(SET PROBLEM) Work through the following lines and count those that hold the word "precipitation". Reply with that number only.

------------------------

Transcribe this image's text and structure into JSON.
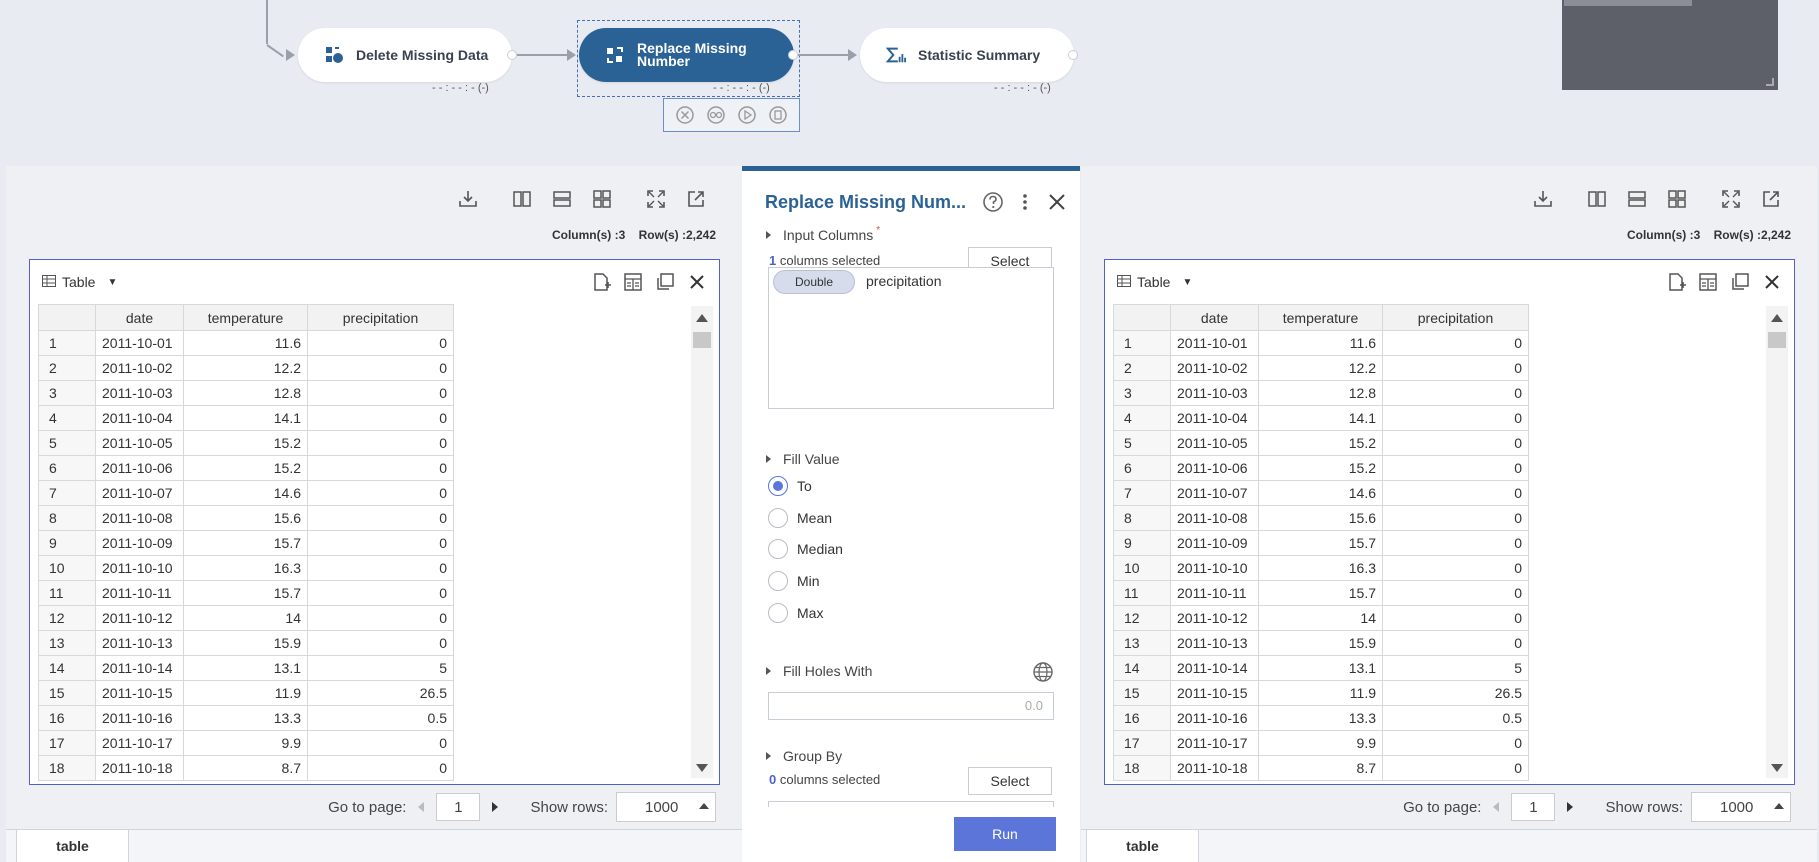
{
  "workflow": {
    "nodes": [
      {
        "label": "Delete Missing Data",
        "status": "- - : - - : - (-)",
        "icon": "delete-missing-icon"
      },
      {
        "label": "Replace Missing Number",
        "status": "- - : - - : - (-)",
        "icon": "replace-missing-icon"
      },
      {
        "label": "Statistic Summary",
        "status": "- - : - - : - (-)",
        "icon": "sigma-chart-icon"
      }
    ],
    "node_toolbar": [
      "close-circle-icon",
      "view-icon",
      "play-icon",
      "clipboard-icon"
    ]
  },
  "left_panel": {
    "counts": {
      "columns": "Column(s) :3",
      "rows": "Row(s) :2,242"
    },
    "table_label": "Table",
    "pager": {
      "goto_label": "Go to page:",
      "page": "1",
      "rows_label": "Show rows:",
      "rows_value": "1000"
    },
    "tab": "table"
  },
  "right_panel": {
    "counts": {
      "columns": "Column(s) :3",
      "rows": "Row(s) :2,242"
    },
    "table_label": "Table",
    "pager": {
      "goto_label": "Go to page:",
      "page": "1",
      "rows_label": "Show rows:",
      "rows_value": "1000"
    },
    "tab": "table"
  },
  "table": {
    "headers": [
      "",
      "date",
      "temperature",
      "precipitation"
    ],
    "rows": [
      [
        "1",
        "2011-10-01",
        "11.6",
        "0"
      ],
      [
        "2",
        "2011-10-02",
        "12.2",
        "0"
      ],
      [
        "3",
        "2011-10-03",
        "12.8",
        "0"
      ],
      [
        "4",
        "2011-10-04",
        "14.1",
        "0"
      ],
      [
        "5",
        "2011-10-05",
        "15.2",
        "0"
      ],
      [
        "6",
        "2011-10-06",
        "15.2",
        "0"
      ],
      [
        "7",
        "2011-10-07",
        "14.6",
        "0"
      ],
      [
        "8",
        "2011-10-08",
        "15.6",
        "0"
      ],
      [
        "9",
        "2011-10-09",
        "15.7",
        "0"
      ],
      [
        "10",
        "2011-10-10",
        "16.3",
        "0"
      ],
      [
        "11",
        "2011-10-11",
        "15.7",
        "0"
      ],
      [
        "12",
        "2011-10-12",
        "14",
        "0"
      ],
      [
        "13",
        "2011-10-13",
        "15.9",
        "0"
      ],
      [
        "14",
        "2011-10-14",
        "13.1",
        "5"
      ],
      [
        "15",
        "2011-10-15",
        "11.9",
        "26.5"
      ],
      [
        "16",
        "2011-10-16",
        "13.3",
        "0.5"
      ],
      [
        "17",
        "2011-10-17",
        "9.9",
        "0"
      ],
      [
        "18",
        "2011-10-18",
        "8.7",
        "0"
      ]
    ]
  },
  "config": {
    "title": "Replace Missing Num...",
    "input_columns": {
      "label": "Input Columns",
      "required": "*",
      "count": "1",
      "count_suffix": " columns selected",
      "select": "Select",
      "chip": "Double",
      "column": "precipitation"
    },
    "fill_value": {
      "label": "Fill Value",
      "options": [
        "To",
        "Mean",
        "Median",
        "Min",
        "Max"
      ],
      "selected": "To"
    },
    "fill_holes": {
      "label": "Fill Holes With",
      "value": "0.0"
    },
    "group_by": {
      "label": "Group By",
      "count": "0",
      "count_suffix": " columns selected",
      "select": "Select"
    },
    "run": "Run"
  },
  "colors": {
    "accent": "#2b6296",
    "primary_button": "#5b75d9",
    "table_border": "#4e63c9"
  }
}
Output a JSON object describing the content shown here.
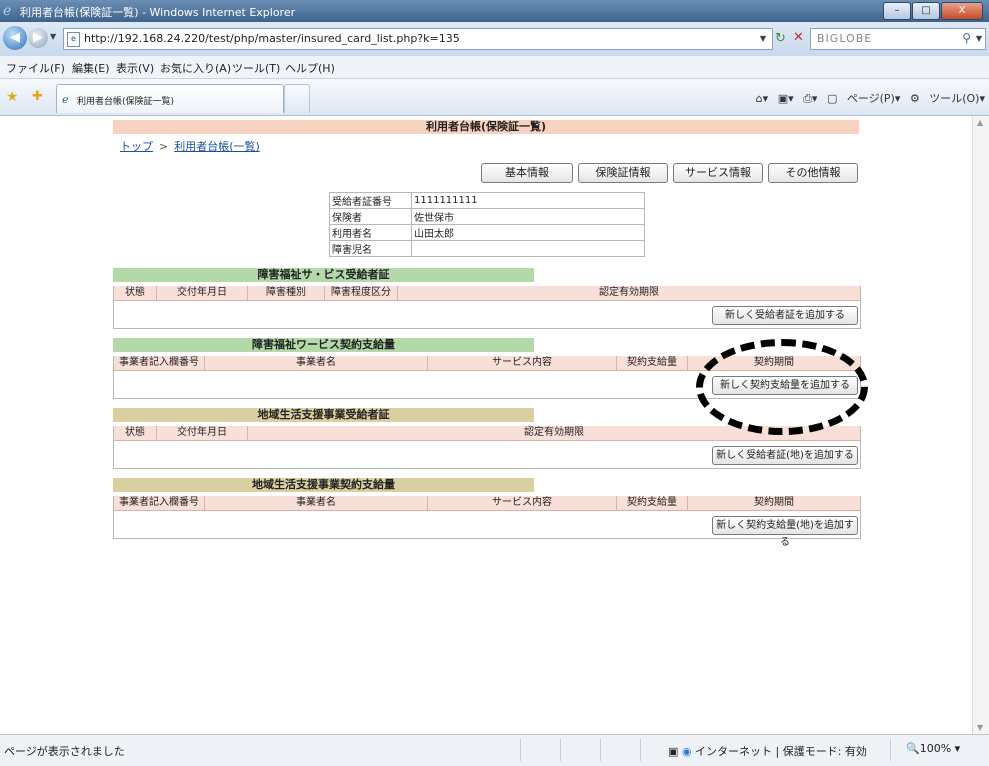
{
  "window": {
    "title": "利用者台帳(保険証一覧) - Windows Internet Explorer",
    "controls": [
      "–",
      "□",
      "X"
    ]
  },
  "address": {
    "url": "http://192.168.24.220/test/php/master/insured_card_list.php?k=135",
    "search_value": "BIGLOBE"
  },
  "menu": [
    "ファイル(F)",
    "編集(E)",
    "表示(V)",
    "お気に入り(A)",
    "ツール(T)",
    "ヘルプ(H)"
  ],
  "tab": {
    "label": "利用者台帳(保険証一覧)"
  },
  "commands": {
    "page": "ページ(P)",
    "tools": "ツール(O)"
  },
  "page": {
    "title": "利用者台帳(保険証一覧)",
    "breadcrumb": {
      "top": "トップ",
      "sep": ">",
      "current": "利用者台帳(一覧)"
    },
    "tabs": [
      "基本情報",
      "保険証情報",
      "サービス情報",
      "その他情報"
    ],
    "info": [
      {
        "key": "受給者証番号",
        "value": "1111111111"
      },
      {
        "key": "保険者",
        "value": "佐世保市"
      },
      {
        "key": "利用者名",
        "value": "山田太郎"
      },
      {
        "key": "障害児名",
        "value": ""
      }
    ],
    "sections": [
      {
        "title": "障害福祉サ・ビス受給者証",
        "color": "#b3d9a8",
        "columns": [
          "状態",
          "交付年月日",
          "障害種別",
          "障害程度区分",
          "認定有効期限"
        ],
        "add_button": "新しく受給者証を追加する"
      },
      {
        "title": "障害福祉ワービス契約支給量",
        "color": "#b3d9a8",
        "columns": [
          "事業者記入欄番号",
          "事業者名",
          "サービス内容",
          "契約支給量",
          "契約期間"
        ],
        "add_button": "新しく契約支給量を追加する"
      },
      {
        "title": "地域生活支援事業受給者証",
        "color": "#d9cfa1",
        "columns": [
          "状態",
          "交付年月日",
          "認定有効期限"
        ],
        "add_button": "新しく受給者証(地)を追加する"
      },
      {
        "title": "地域生活支援事業契約支給量",
        "color": "#d9cfa1",
        "columns": [
          "事業者記入欄番号",
          "事業者名",
          "サービス内容",
          "契約支給量",
          "契約期間"
        ],
        "add_button": "新しく契約支給量(地)を追加する"
      }
    ]
  },
  "status": {
    "text": "ページが表示されました",
    "zone": "インターネット | 保護モード: 有効",
    "zoom": "100%"
  }
}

------------------------

(SOLUTION FOR THIS PROBLEM) 2